What you are asked to do ->
Print all entries precisely as they are written.

..............................

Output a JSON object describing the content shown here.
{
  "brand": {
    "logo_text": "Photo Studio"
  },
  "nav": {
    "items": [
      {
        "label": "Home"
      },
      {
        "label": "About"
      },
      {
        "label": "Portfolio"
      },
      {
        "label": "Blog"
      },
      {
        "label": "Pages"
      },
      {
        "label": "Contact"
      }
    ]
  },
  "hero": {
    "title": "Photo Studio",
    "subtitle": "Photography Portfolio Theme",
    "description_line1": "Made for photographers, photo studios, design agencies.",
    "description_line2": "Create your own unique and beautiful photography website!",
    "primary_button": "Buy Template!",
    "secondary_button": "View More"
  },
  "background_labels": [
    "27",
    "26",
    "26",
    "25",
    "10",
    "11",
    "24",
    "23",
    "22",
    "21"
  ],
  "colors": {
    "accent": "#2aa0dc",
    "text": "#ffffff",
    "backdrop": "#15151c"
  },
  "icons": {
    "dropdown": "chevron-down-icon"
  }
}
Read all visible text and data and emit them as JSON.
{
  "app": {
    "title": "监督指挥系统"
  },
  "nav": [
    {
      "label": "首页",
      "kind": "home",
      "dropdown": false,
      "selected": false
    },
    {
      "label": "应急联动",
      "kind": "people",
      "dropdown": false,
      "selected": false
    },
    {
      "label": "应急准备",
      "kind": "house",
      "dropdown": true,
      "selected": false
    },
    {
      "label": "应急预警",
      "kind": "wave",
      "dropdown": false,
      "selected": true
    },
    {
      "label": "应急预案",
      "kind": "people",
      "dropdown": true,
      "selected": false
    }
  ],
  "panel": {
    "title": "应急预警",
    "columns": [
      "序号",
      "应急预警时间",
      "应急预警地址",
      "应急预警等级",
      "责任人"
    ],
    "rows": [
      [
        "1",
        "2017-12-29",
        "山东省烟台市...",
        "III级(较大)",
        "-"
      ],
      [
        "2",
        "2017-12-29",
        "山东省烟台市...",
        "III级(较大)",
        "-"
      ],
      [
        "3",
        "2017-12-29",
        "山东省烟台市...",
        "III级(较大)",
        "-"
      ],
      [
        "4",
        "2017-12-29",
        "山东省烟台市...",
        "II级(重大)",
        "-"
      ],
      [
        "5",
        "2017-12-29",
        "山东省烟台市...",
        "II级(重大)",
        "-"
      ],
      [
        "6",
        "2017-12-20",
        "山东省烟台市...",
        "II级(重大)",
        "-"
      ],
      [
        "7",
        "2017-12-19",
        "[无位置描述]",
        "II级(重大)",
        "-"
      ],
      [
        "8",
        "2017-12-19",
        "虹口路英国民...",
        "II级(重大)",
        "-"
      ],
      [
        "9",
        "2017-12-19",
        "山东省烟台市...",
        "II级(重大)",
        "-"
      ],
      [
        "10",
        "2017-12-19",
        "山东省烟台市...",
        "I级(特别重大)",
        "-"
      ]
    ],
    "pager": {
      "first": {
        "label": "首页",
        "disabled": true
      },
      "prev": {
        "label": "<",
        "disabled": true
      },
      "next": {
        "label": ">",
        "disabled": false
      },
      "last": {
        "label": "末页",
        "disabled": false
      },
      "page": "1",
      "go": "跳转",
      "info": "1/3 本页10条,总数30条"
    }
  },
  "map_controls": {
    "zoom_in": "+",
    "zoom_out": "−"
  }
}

..............................

Result of this task ->
Output a JSON object describing the content shown here.
{
  "brand": {
    "logo_text": "Photo Studio"
  },
  "nav": {
    "items": [
      {
        "label": "Home"
      },
      {
        "label": "About"
      },
      {
        "label": "Portfolio"
      },
      {
        "label": "Blog"
      },
      {
        "label": "Pages"
      },
      {
        "label": "Contact"
      }
    ]
  },
  "hero": {
    "title": "Photo Studio",
    "subtitle": "Photography Portfolio Theme",
    "description_line1": "Made for photographers, photo studios, design agencies.",
    "description_line2": "Create your own unique and beautiful photography website!",
    "primary_button": "Buy Template!",
    "secondary_button": "View More"
  },
  "background_labels": [
    "27",
    "26",
    "26",
    "25",
    "10",
    "11",
    "24",
    "23",
    "22",
    "21"
  ],
  "colors": {
    "accent": "#2aa0dc",
    "text": "#ffffff",
    "backdrop": "#15151c"
  },
  "icons": {
    "dropdown": "chevron-down-icon"
  }
}
Read all visible text and data and emit them as JSON.
{
  "app": {
    "title": "监督指挥系统"
  },
  "nav": [
    {
      "label": "首页",
      "kind": "home",
      "dropdown": false,
      "selected": false
    },
    {
      "label": "应急联动",
      "kind": "people",
      "dropdown": false,
      "selected": false
    },
    {
      "label": "应急准备",
      "kind": "house",
      "dropdown": true,
      "selected": false
    },
    {
      "label": "应急预警",
      "kind": "wave",
      "dropdown": false,
      "selected": true
    },
    {
      "label": "应急预案",
      "kind": "people",
      "dropdown": true,
      "selected": false
    }
  ],
  "panel": {
    "title": "应急预警",
    "columns": [
      "序号",
      "应急预警时间",
      "应急预警地址",
      "应急预警等级",
      "责任人"
    ],
    "rows": [
      [
        "1",
        "2017-12-29",
        "山东省烟台市...",
        "III级(较大)",
        "-"
      ],
      [
        "2",
        "2017-12-29",
        "山东省烟台市...",
        "III级(较大)",
        "-"
      ],
      [
        "3",
        "2017-12-29",
        "山东省烟台市...",
        "III级(较大)",
        "-"
      ],
      [
        "4",
        "2017-12-29",
        "山东省烟台市...",
        "II级(重大)",
        "-"
      ],
      [
        "5",
        "2017-12-29",
        "山东省烟台市...",
        "II级(重大)",
        "-"
      ],
      [
        "6",
        "2017-12-20",
        "山东省烟台市...",
        "II级(重大)",
        "-"
      ],
      [
        "7",
        "2017-12-19",
        "[无位置描述]",
        "II级(重大)",
        "-"
      ],
      [
        "8",
        "2017-12-19",
        "虹口路英国民...",
        "II级(重大)",
        "-"
      ],
      [
        "9",
        "2017-12-19",
        "山东省烟台市...",
        "II级(重大)",
        "-"
      ],
      [
        "10",
        "2017-12-19",
        "山东省烟台市...",
        "I级(特别重大)",
        "-"
      ]
    ],
    "pager": {
      "first": {
        "label": "首页",
        "disabled": true
      },
      "prev": {
        "label": "<",
        "disabled": true
      },
      "next": {
        "label": ">",
        "disabled": false
      },
      "last": {
        "label": "末页",
        "disabled": false
      },
      "page": "1",
      "go": "跳转",
      "info": "1/3 本页10条,总数30条"
    }
  },
  "map_controls": {
    "zoom_in": "+",
    "zoom_out": "−"
  }
}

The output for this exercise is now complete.